Dataset extract:
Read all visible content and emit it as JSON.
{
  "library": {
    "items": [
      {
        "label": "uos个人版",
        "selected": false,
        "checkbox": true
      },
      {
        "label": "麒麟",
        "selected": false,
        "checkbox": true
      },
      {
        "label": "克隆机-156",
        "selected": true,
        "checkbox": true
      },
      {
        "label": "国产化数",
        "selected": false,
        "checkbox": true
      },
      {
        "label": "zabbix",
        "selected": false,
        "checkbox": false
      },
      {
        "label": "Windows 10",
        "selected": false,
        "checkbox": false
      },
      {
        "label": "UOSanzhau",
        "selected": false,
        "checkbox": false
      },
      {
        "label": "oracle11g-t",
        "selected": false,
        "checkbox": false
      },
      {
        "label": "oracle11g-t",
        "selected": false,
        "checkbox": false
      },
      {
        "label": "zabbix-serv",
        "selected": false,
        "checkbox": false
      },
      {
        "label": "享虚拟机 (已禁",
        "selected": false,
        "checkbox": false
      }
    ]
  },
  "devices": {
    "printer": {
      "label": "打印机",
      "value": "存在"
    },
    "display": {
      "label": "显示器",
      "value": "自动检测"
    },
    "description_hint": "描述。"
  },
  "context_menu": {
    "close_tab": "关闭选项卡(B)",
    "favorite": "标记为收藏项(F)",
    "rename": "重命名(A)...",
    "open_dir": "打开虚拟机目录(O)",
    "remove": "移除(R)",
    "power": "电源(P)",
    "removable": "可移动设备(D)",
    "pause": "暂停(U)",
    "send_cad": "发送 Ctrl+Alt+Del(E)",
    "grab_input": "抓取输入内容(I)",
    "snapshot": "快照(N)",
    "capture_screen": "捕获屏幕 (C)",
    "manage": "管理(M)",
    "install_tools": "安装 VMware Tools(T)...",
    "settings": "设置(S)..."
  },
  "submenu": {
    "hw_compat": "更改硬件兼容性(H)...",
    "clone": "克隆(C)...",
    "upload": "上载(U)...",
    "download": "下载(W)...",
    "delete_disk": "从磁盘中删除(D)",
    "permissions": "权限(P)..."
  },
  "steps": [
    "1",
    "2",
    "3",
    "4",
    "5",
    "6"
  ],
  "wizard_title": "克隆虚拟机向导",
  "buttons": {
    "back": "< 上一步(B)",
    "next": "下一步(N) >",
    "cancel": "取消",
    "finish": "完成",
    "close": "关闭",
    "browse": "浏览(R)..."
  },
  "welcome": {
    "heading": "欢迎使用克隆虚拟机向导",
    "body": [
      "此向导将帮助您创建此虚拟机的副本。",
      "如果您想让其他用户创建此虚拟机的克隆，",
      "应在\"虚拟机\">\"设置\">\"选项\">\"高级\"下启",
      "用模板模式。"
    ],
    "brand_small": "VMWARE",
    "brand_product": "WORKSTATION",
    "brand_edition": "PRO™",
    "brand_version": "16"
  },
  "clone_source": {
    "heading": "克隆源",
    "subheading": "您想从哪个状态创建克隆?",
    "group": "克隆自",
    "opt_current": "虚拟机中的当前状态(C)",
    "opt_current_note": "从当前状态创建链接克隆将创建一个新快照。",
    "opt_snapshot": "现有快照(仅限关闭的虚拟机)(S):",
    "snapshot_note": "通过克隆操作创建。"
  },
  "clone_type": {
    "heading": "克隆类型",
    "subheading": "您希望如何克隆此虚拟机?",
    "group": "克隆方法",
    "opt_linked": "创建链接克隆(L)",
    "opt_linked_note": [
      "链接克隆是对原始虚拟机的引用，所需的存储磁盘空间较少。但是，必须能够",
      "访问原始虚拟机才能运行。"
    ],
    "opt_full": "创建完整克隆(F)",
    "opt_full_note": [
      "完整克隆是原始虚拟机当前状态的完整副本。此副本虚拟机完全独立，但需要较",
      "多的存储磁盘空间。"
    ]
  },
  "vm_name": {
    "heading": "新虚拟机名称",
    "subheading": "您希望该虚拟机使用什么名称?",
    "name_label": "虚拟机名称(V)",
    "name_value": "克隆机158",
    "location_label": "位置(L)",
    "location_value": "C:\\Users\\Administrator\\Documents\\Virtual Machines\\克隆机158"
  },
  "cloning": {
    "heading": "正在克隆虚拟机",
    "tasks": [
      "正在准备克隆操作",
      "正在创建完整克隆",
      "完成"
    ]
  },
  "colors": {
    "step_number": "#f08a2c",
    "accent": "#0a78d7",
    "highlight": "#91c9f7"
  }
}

Exercise details:
Retype the data exactly as given.

Completed exercise:
Read all visible content and emit it as JSON.
{
  "library": {
    "items": [
      {
        "label": "uos个人版",
        "selected": false,
        "checkbox": true
      },
      {
        "label": "麒麟",
        "selected": false,
        "checkbox": true
      },
      {
        "label": "克隆机-156",
        "selected": true,
        "checkbox": true
      },
      {
        "label": "国产化数",
        "selected": false,
        "checkbox": true
      },
      {
        "label": "zabbix",
        "selected": false,
        "checkbox": false
      },
      {
        "label": "Windows 10",
        "selected": false,
        "checkbox": false
      },
      {
        "label": "UOSanzhau",
        "selected": false,
        "checkbox": false
      },
      {
        "label": "oracle11g-t",
        "selected": false,
        "checkbox": false
      },
      {
        "label": "oracle11g-t",
        "selected": false,
        "checkbox": false
      },
      {
        "label": "zabbix-serv",
        "selected": false,
        "checkbox": false
      },
      {
        "label": "享虚拟机 (已禁",
        "selected": false,
        "checkbox": false
      }
    ]
  },
  "devices": {
    "printer": {
      "label": "打印机",
      "value": "存在"
    },
    "display": {
      "label": "显示器",
      "value": "自动检测"
    },
    "description_hint": "描述。"
  },
  "context_menu": {
    "close_tab": "关闭选项卡(B)",
    "favorite": "标记为收藏项(F)",
    "rename": "重命名(A)...",
    "open_dir": "打开虚拟机目录(O)",
    "remove": "移除(R)",
    "power": "电源(P)",
    "removable": "可移动设备(D)",
    "pause": "暂停(U)",
    "send_cad": "发送 Ctrl+Alt+Del(E)",
    "grab_input": "抓取输入内容(I)",
    "snapshot": "快照(N)",
    "capture_screen": "捕获屏幕 (C)",
    "manage": "管理(M)",
    "install_tools": "安装 VMware Tools(T)...",
    "settings": "设置(S)..."
  },
  "submenu": {
    "hw_compat": "更改硬件兼容性(H)...",
    "clone": "克隆(C)...",
    "upload": "上载(U)...",
    "download": "下载(W)...",
    "delete_disk": "从磁盘中删除(D)",
    "permissions": "权限(P)..."
  },
  "steps": [
    "1",
    "2",
    "3",
    "4",
    "5",
    "6"
  ],
  "wizard_title": "克隆虚拟机向导",
  "buttons": {
    "back": "< 上一步(B)",
    "next": "下一步(N) >",
    "cancel": "取消",
    "finish": "完成",
    "close": "关闭",
    "browse": "浏览(R)..."
  },
  "welcome": {
    "heading": "欢迎使用克隆虚拟机向导",
    "body": [
      "此向导将帮助您创建此虚拟机的副本。",
      "如果您想让其他用户创建此虚拟机的克隆，",
      "应在\"虚拟机\">\"设置\">\"选项\">\"高级\"下启",
      "用模板模式。"
    ],
    "brand_small": "VMWARE",
    "brand_product": "WORKSTATION",
    "brand_edition": "PRO™",
    "brand_version": "16"
  },
  "clone_source": {
    "heading": "克隆源",
    "subheading": "您想从哪个状态创建克隆?",
    "group": "克隆自",
    "opt_current": "虚拟机中的当前状态(C)",
    "opt_current_note": "从当前状态创建链接克隆将创建一个新快照。",
    "opt_snapshot": "现有快照(仅限关闭的虚拟机)(S):",
    "snapshot_note": "通过克隆操作创建。"
  },
  "clone_type": {
    "heading": "克隆类型",
    "subheading": "您希望如何克隆此虚拟机?",
    "group": "克隆方法",
    "opt_linked": "创建链接克隆(L)",
    "opt_linked_note": [
      "链接克隆是对原始虚拟机的引用，所需的存储磁盘空间较少。但是，必须能够",
      "访问原始虚拟机才能运行。"
    ],
    "opt_full": "创建完整克隆(F)",
    "opt_full_note": [
      "完整克隆是原始虚拟机当前状态的完整副本。此副本虚拟机完全独立，但需要较",
      "多的存储磁盘空间。"
    ]
  },
  "vm_name": {
    "heading": "新虚拟机名称",
    "subheading": "您希望该虚拟机使用什么名称?",
    "name_label": "虚拟机名称(V)",
    "name_value": "克隆机158",
    "location_label": "位置(L)",
    "location_value": "C:\\Users\\Administrator\\Documents\\Virtual Machines\\克隆机158"
  },
  "cloning": {
    "heading": "正在克隆虚拟机",
    "tasks": [
      "正在准备克隆操作",
      "正在创建完整克隆",
      "完成"
    ]
  },
  "colors": {
    "step_number": "#f08a2c",
    "accent": "#0a78d7",
    "highlight": "#91c9f7"
  }
}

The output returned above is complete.